Copy nothing but the text: repeat each entry exactly and drop the images.

— Start MATERIAL PROVIDED —

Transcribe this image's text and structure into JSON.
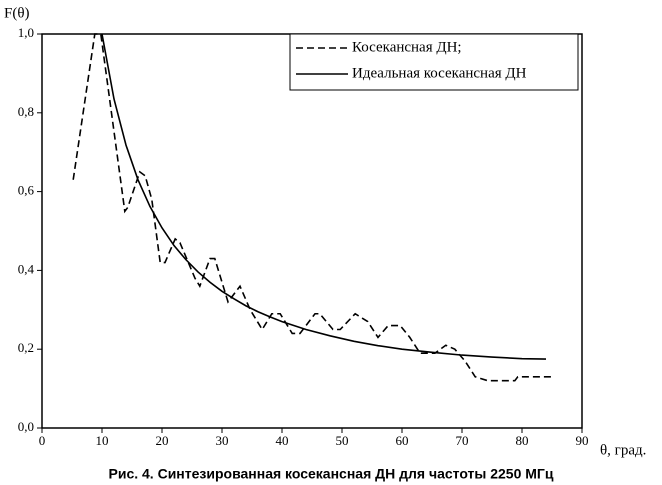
{
  "chart_data": {
    "type": "line",
    "y_label": "F(θ)",
    "x_label": "θ, град.",
    "caption": "Рис. 4. Синтезированная косекансная ДН для частоты 2250 МГц",
    "xlim": [
      0,
      90
    ],
    "ylim": [
      0,
      1
    ],
    "xticks": [
      0,
      10,
      20,
      30,
      40,
      50,
      60,
      70,
      80,
      90
    ],
    "yticks": [
      {
        "value": 0,
        "label": "0,0"
      },
      {
        "value": 0.2,
        "label": "0,2"
      },
      {
        "value": 0.4,
        "label": "0,4"
      },
      {
        "value": 0.6,
        "label": "0,6"
      },
      {
        "value": 0.8,
        "label": "0,8"
      },
      {
        "value": 1,
        "label": "1,0"
      }
    ],
    "legend": "upper right",
    "series": [
      {
        "name": "Косекансная ДН;",
        "color": "#000000",
        "line_style": "dashed",
        "x": [
          5.2,
          8.8,
          9.8,
          12.2,
          13.8,
          14.3,
          16.3,
          17.2,
          18.3,
          19.7,
          20.5,
          22.2,
          23,
          25.5,
          26.3,
          28,
          28.8,
          31,
          33,
          34.7,
          36.7,
          38.3,
          39.7,
          41.7,
          43,
          45.5,
          46.3,
          48.5,
          49.7,
          52.2,
          54.3,
          56,
          57.7,
          59.7,
          61.3,
          63,
          65.5,
          67.3,
          68.8,
          70.5,
          72.2,
          74.3,
          78.8,
          79.3,
          85
        ],
        "values": [
          0.63,
          1.0,
          1.0,
          0.73,
          0.55,
          0.56,
          0.65,
          0.64,
          0.58,
          0.42,
          0.42,
          0.48,
          0.47,
          0.38,
          0.36,
          0.43,
          0.43,
          0.32,
          0.36,
          0.3,
          0.25,
          0.29,
          0.29,
          0.24,
          0.24,
          0.29,
          0.29,
          0.25,
          0.25,
          0.29,
          0.27,
          0.23,
          0.26,
          0.26,
          0.23,
          0.19,
          0.19,
          0.21,
          0.2,
          0.17,
          0.13,
          0.12,
          0.12,
          0.13,
          0.13
        ]
      },
      {
        "name": "Идеальная косекансная ДН",
        "color": "#000000",
        "line_style": "solid",
        "x": [
          10,
          12,
          14,
          16,
          18,
          20,
          22,
          24,
          26,
          28,
          30,
          32,
          34,
          36,
          38,
          40,
          44,
          48,
          52,
          56,
          60,
          65,
          70,
          75,
          80,
          84
        ],
        "values": [
          1.0,
          0.835,
          0.718,
          0.63,
          0.562,
          0.508,
          0.463,
          0.427,
          0.396,
          0.37,
          0.347,
          0.328,
          0.31,
          0.295,
          0.282,
          0.27,
          0.25,
          0.234,
          0.22,
          0.209,
          0.2,
          0.192,
          0.185,
          0.18,
          0.176,
          0.175
        ]
      }
    ]
  }
}
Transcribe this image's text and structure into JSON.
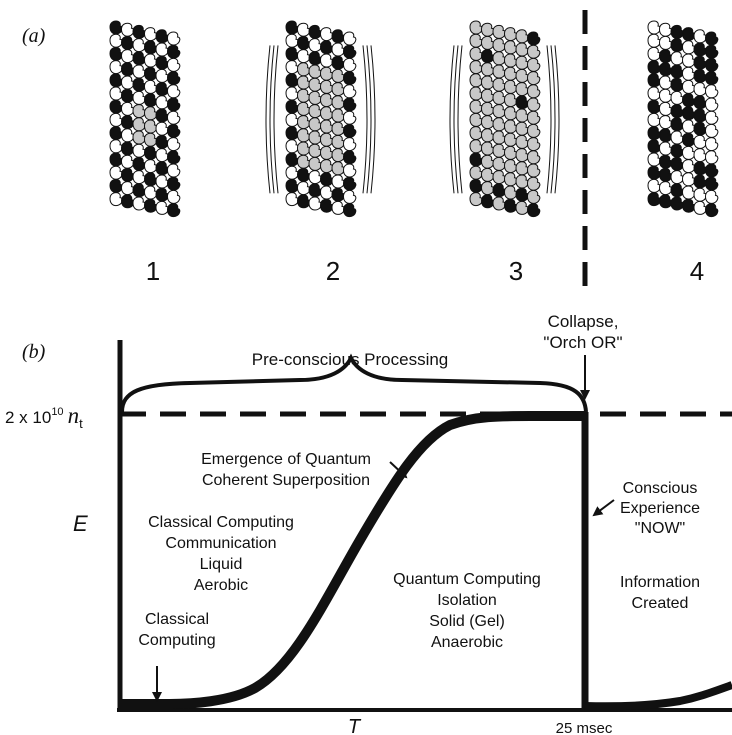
{
  "panel_a": {
    "label": "(a)",
    "stages": [
      {
        "number": "1",
        "superposition_level": 0.05,
        "vibration_arcs": 0
      },
      {
        "number": "2",
        "superposition_level": 0.5,
        "vibration_arcs": 3
      },
      {
        "number": "3",
        "superposition_level": 0.9,
        "vibration_arcs": 3
      },
      {
        "number": "4",
        "superposition_level": 0.0,
        "vibration_arcs": 0
      }
    ]
  },
  "panel_b": {
    "label": "(b)",
    "threshold": {
      "base": "2 x 10",
      "exponent": "10",
      "symbol": "n",
      "subscript": "t"
    },
    "y_axis_label": "E",
    "x_axis_label": "T",
    "time_label": "25 msec",
    "brace_label": "Pre-conscious Processing",
    "collapse_label": [
      "Collapse,",
      "\"Orch OR\""
    ],
    "emergence_label": [
      "Emergence of Quantum",
      "Coherent Superposition"
    ],
    "classical_block": [
      "Classical Computing",
      "Communication",
      "Liquid",
      "Aerobic"
    ],
    "quantum_block": [
      "Quantum Computing",
      "Isolation",
      "Solid (Gel)",
      "Anaerobic"
    ],
    "conscious_label": [
      "Conscious",
      "Experience",
      "\"NOW\""
    ],
    "information_label": [
      "Information",
      "Created"
    ],
    "classical_arrow_label": [
      "Classical",
      "Computing"
    ]
  },
  "colors": {
    "ink": "#111111",
    "gray_tubulin": "#c8c8c8",
    "white": "#ffffff"
  }
}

— End MATERIAL PROVIDED —

THE REPLY →
Transcribe this image's text and structure into JSON.
{
  "chart_data": {
    "type": "line",
    "y_label": "F(θ)",
    "x_label": "θ, град.",
    "caption": "Рис. 4. Синтезированная косекансная ДН для частоты 2250 МГц",
    "xlim": [
      0,
      90
    ],
    "ylim": [
      0,
      1
    ],
    "xticks": [
      0,
      10,
      20,
      30,
      40,
      50,
      60,
      70,
      80,
      90
    ],
    "yticks": [
      {
        "value": 0,
        "label": "0,0"
      },
      {
        "value": 0.2,
        "label": "0,2"
      },
      {
        "value": 0.4,
        "label": "0,4"
      },
      {
        "value": 0.6,
        "label": "0,6"
      },
      {
        "value": 0.8,
        "label": "0,8"
      },
      {
        "value": 1,
        "label": "1,0"
      }
    ],
    "legend": "upper right",
    "series": [
      {
        "name": "Косекансная ДН;",
        "color": "#000000",
        "line_style": "dashed",
        "x": [
          5.2,
          8.8,
          9.8,
          12.2,
          13.8,
          14.3,
          16.3,
          17.2,
          18.3,
          19.7,
          20.5,
          22.2,
          23,
          25.5,
          26.3,
          28,
          28.8,
          31,
          33,
          34.7,
          36.7,
          38.3,
          39.7,
          41.7,
          43,
          45.5,
          46.3,
          48.5,
          49.7,
          52.2,
          54.3,
          56,
          57.7,
          59.7,
          61.3,
          63,
          65.5,
          67.3,
          68.8,
          70.5,
          72.2,
          74.3,
          78.8,
          79.3,
          85
        ],
        "values": [
          0.63,
          1.0,
          1.0,
          0.73,
          0.55,
          0.56,
          0.65,
          0.64,
          0.58,
          0.42,
          0.42,
          0.48,
          0.47,
          0.38,
          0.36,
          0.43,
          0.43,
          0.32,
          0.36,
          0.3,
          0.25,
          0.29,
          0.29,
          0.24,
          0.24,
          0.29,
          0.29,
          0.25,
          0.25,
          0.29,
          0.27,
          0.23,
          0.26,
          0.26,
          0.23,
          0.19,
          0.19,
          0.21,
          0.2,
          0.17,
          0.13,
          0.12,
          0.12,
          0.13,
          0.13
        ]
      },
      {
        "name": "Идеальная косекансная ДН",
        "color": "#000000",
        "line_style": "solid",
        "x": [
          10,
          12,
          14,
          16,
          18,
          20,
          22,
          24,
          26,
          28,
          30,
          32,
          34,
          36,
          38,
          40,
          44,
          48,
          52,
          56,
          60,
          65,
          70,
          75,
          80,
          84
        ],
        "values": [
          1.0,
          0.835,
          0.718,
          0.63,
          0.562,
          0.508,
          0.463,
          0.427,
          0.396,
          0.37,
          0.347,
          0.328,
          0.31,
          0.295,
          0.282,
          0.27,
          0.25,
          0.234,
          0.22,
          0.209,
          0.2,
          0.192,
          0.185,
          0.18,
          0.176,
          0.175
        ]
      }
    ]
  }
}
Transcribe this image's text and structure into JSON.
{
  "panel_a": {
    "label": "(a)",
    "stages": [
      {
        "number": "1",
        "superposition_level": 0.05,
        "vibration_arcs": 0
      },
      {
        "number": "2",
        "superposition_level": 0.5,
        "vibration_arcs": 3
      },
      {
        "number": "3",
        "superposition_level": 0.9,
        "vibration_arcs": 3
      },
      {
        "number": "4",
        "superposition_level": 0.0,
        "vibration_arcs": 0
      }
    ]
  },
  "panel_b": {
    "label": "(b)",
    "threshold": {
      "base": "2 x 10",
      "exponent": "10",
      "symbol": "n",
      "subscript": "t"
    },
    "y_axis_label": "E",
    "x_axis_label": "T",
    "time_label": "25 msec",
    "brace_label": "Pre-conscious Processing",
    "collapse_label": [
      "Collapse,",
      "\"Orch OR\""
    ],
    "emergence_label": [
      "Emergence of Quantum",
      "Coherent Superposition"
    ],
    "classical_block": [
      "Classical Computing",
      "Communication",
      "Liquid",
      "Aerobic"
    ],
    "quantum_block": [
      "Quantum Computing",
      "Isolation",
      "Solid (Gel)",
      "Anaerobic"
    ],
    "conscious_label": [
      "Conscious",
      "Experience",
      "\"NOW\""
    ],
    "information_label": [
      "Information",
      "Created"
    ],
    "classical_arrow_label": [
      "Classical",
      "Computing"
    ]
  },
  "colors": {
    "ink": "#111111",
    "gray_tubulin": "#c8c8c8",
    "white": "#ffffff"
  }
}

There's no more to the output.